> **EXERCISE DESCRIPTION**
Report how many lines contain the word "name", with no other text.

____________

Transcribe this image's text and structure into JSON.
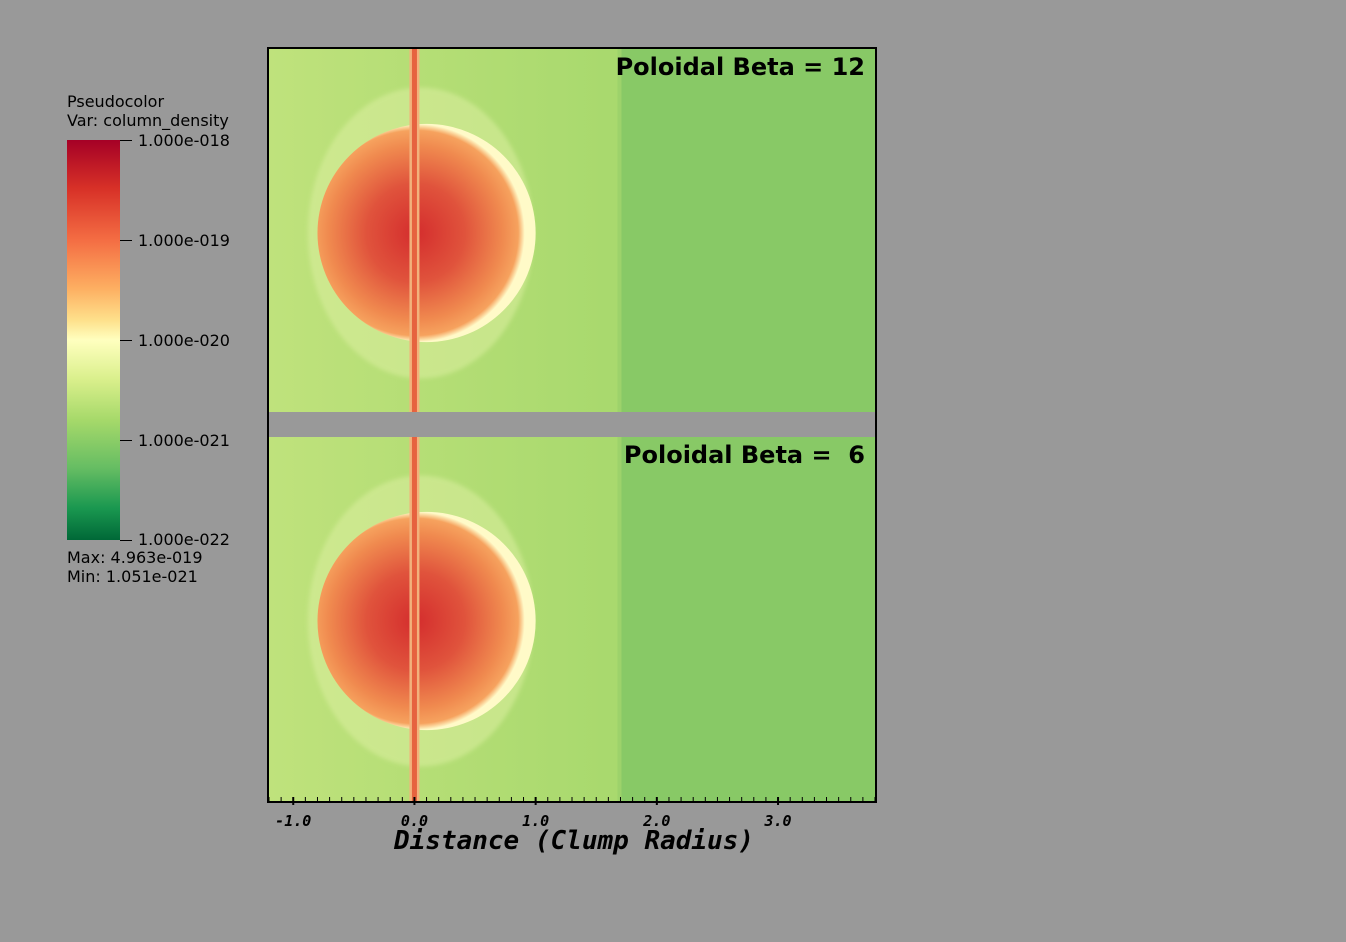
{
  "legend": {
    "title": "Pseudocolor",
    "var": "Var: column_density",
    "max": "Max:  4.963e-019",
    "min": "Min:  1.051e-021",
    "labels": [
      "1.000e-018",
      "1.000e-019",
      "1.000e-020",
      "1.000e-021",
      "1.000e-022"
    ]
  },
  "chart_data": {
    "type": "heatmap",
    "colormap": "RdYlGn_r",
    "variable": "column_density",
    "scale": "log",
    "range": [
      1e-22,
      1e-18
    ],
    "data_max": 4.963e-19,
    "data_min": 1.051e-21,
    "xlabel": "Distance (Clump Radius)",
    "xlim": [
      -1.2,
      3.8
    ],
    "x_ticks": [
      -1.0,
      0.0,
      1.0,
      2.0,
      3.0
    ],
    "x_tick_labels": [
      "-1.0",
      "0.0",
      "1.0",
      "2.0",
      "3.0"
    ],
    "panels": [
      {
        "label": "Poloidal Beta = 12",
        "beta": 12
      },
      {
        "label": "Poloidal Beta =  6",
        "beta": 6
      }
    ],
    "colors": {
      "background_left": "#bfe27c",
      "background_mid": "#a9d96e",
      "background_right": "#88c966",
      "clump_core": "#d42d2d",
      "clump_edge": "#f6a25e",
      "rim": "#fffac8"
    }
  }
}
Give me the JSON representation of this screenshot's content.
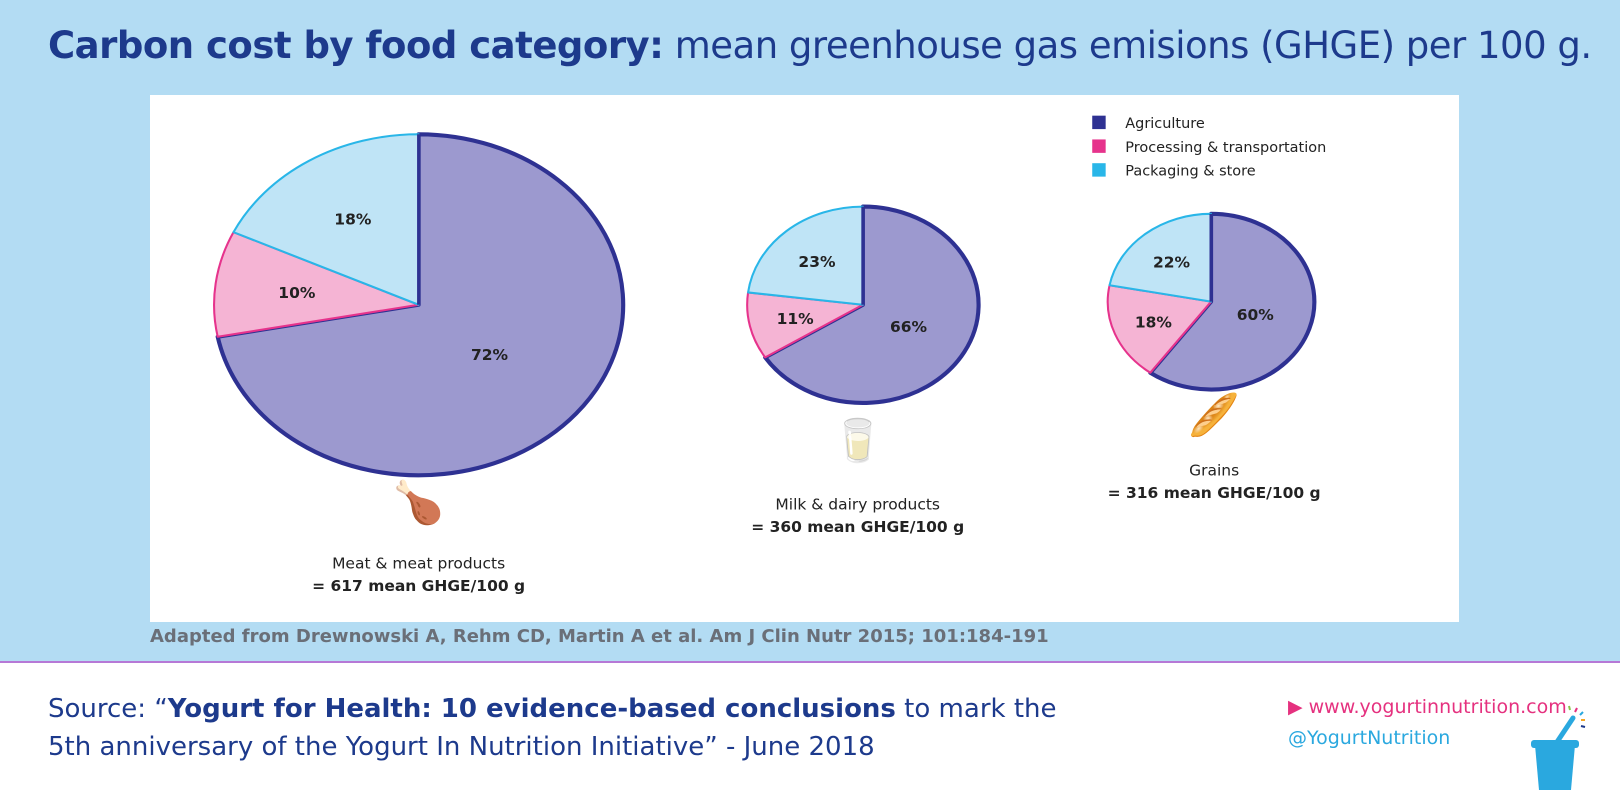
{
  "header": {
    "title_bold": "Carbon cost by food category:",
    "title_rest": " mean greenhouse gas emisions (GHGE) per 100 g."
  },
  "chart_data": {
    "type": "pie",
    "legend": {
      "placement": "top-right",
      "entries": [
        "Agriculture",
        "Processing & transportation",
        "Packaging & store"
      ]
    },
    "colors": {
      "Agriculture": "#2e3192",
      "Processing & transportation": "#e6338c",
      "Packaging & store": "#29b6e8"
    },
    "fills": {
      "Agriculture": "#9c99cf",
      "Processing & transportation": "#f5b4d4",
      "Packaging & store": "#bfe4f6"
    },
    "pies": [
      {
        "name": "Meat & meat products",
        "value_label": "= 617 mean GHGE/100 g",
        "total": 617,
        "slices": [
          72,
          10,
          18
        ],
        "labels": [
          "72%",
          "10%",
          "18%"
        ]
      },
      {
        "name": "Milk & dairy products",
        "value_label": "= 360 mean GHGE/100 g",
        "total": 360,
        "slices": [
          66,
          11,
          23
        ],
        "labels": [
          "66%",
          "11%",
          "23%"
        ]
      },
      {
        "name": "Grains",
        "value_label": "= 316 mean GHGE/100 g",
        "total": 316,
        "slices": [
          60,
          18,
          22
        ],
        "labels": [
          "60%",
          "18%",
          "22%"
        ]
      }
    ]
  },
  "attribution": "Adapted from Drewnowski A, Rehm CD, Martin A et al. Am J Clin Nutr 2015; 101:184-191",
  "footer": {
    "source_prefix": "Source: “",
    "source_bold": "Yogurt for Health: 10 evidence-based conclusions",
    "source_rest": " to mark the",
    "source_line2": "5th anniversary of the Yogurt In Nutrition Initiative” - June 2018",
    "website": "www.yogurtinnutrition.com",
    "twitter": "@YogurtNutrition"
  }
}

____________

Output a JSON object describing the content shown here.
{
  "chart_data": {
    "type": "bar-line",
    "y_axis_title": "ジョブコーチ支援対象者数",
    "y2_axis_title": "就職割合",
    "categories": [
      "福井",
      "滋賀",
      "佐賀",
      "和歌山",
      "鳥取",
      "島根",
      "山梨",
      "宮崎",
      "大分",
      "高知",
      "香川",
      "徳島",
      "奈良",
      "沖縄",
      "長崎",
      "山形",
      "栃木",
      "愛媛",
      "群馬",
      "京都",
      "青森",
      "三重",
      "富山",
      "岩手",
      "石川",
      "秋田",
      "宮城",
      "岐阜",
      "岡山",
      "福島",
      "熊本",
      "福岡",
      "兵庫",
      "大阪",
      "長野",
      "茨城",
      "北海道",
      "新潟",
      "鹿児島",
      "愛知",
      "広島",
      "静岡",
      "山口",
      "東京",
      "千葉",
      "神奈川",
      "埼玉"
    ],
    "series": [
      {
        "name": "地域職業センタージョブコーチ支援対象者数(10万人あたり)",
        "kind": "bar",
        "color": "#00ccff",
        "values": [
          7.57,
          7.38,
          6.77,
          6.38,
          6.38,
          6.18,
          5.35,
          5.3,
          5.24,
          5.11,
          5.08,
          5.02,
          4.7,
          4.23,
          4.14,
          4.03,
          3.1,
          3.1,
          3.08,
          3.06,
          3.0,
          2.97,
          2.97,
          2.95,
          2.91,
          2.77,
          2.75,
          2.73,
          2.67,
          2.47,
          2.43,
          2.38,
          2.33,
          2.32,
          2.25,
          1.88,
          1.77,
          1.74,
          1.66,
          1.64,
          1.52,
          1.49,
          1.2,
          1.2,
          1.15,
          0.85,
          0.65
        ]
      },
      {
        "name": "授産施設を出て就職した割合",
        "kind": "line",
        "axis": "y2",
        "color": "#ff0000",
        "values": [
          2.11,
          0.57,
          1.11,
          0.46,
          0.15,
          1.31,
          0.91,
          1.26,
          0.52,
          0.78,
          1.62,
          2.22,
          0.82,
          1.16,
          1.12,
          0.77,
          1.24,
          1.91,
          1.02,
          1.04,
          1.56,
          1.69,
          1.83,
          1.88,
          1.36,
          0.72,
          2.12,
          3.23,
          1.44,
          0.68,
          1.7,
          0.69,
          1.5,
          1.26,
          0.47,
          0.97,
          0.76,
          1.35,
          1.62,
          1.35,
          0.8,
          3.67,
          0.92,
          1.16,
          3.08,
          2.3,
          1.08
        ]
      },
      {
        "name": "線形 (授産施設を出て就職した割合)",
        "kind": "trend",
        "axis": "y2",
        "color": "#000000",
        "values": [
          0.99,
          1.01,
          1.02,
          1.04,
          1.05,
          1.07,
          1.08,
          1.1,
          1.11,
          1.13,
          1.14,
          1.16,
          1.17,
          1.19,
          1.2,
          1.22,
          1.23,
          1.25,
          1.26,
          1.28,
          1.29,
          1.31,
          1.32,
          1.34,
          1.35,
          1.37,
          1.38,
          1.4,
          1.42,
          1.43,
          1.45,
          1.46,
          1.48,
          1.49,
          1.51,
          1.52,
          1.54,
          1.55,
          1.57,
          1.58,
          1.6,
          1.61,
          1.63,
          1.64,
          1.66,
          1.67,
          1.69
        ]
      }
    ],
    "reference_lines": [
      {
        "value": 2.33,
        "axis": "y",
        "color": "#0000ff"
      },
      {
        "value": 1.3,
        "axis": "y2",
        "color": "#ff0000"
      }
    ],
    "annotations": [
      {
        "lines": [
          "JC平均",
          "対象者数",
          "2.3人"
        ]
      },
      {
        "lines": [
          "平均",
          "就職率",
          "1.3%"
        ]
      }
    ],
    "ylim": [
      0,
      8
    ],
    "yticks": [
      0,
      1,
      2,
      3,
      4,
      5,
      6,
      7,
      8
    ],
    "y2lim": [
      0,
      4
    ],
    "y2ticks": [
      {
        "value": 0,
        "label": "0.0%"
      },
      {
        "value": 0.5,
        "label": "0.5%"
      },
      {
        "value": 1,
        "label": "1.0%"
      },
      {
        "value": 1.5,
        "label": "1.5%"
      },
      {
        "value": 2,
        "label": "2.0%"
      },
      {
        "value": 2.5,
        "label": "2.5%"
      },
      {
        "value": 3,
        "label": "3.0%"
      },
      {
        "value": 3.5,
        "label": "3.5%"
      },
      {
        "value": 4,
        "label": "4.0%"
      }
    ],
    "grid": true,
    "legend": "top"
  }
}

____________

> **TASK SOLUTION**
6